THE REQUEST: For each line that holds "this", copy the line out.

DATA SUPPLIED:

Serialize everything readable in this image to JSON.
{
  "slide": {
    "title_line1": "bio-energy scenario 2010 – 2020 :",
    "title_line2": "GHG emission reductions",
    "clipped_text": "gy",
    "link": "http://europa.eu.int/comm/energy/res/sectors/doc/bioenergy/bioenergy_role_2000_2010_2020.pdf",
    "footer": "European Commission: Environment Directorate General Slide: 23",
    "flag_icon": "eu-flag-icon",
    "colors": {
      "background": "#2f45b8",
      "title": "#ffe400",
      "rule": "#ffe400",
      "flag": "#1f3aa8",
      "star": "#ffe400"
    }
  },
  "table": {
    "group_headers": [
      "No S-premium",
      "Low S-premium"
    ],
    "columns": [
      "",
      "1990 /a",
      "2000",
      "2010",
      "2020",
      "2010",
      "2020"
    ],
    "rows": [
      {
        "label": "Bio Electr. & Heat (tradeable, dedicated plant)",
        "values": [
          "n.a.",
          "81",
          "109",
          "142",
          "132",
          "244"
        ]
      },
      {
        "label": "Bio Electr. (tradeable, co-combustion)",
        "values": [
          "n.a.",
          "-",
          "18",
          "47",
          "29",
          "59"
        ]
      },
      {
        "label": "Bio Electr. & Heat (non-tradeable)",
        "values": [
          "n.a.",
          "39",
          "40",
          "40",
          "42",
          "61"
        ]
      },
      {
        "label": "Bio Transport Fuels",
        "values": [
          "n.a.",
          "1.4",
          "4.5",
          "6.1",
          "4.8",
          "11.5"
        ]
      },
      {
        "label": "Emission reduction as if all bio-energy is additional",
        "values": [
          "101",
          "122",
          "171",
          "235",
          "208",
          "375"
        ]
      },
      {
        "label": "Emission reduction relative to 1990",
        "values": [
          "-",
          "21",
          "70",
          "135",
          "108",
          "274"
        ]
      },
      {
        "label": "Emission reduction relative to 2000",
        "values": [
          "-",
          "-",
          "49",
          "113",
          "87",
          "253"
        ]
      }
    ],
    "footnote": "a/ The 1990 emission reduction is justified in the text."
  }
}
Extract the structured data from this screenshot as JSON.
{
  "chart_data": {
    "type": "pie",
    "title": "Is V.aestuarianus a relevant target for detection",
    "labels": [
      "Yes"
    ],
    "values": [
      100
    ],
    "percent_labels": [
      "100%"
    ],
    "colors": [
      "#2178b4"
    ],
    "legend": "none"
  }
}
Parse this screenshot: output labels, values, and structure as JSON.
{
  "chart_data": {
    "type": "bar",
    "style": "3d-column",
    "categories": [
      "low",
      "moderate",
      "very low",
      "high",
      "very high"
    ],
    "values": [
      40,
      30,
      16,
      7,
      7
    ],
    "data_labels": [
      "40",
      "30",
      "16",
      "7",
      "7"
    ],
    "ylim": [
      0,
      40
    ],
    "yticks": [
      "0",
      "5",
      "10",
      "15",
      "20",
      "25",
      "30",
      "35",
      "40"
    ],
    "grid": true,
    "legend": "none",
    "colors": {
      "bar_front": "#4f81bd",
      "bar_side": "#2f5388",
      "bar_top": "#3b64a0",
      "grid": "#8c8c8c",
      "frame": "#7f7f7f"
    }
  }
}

SOLUTION:
Serialize everything readable in this image to JSON.
Extract the structured data from this screenshot as JSON.
Parse this screenshot: output labels, values, and structure as JSON.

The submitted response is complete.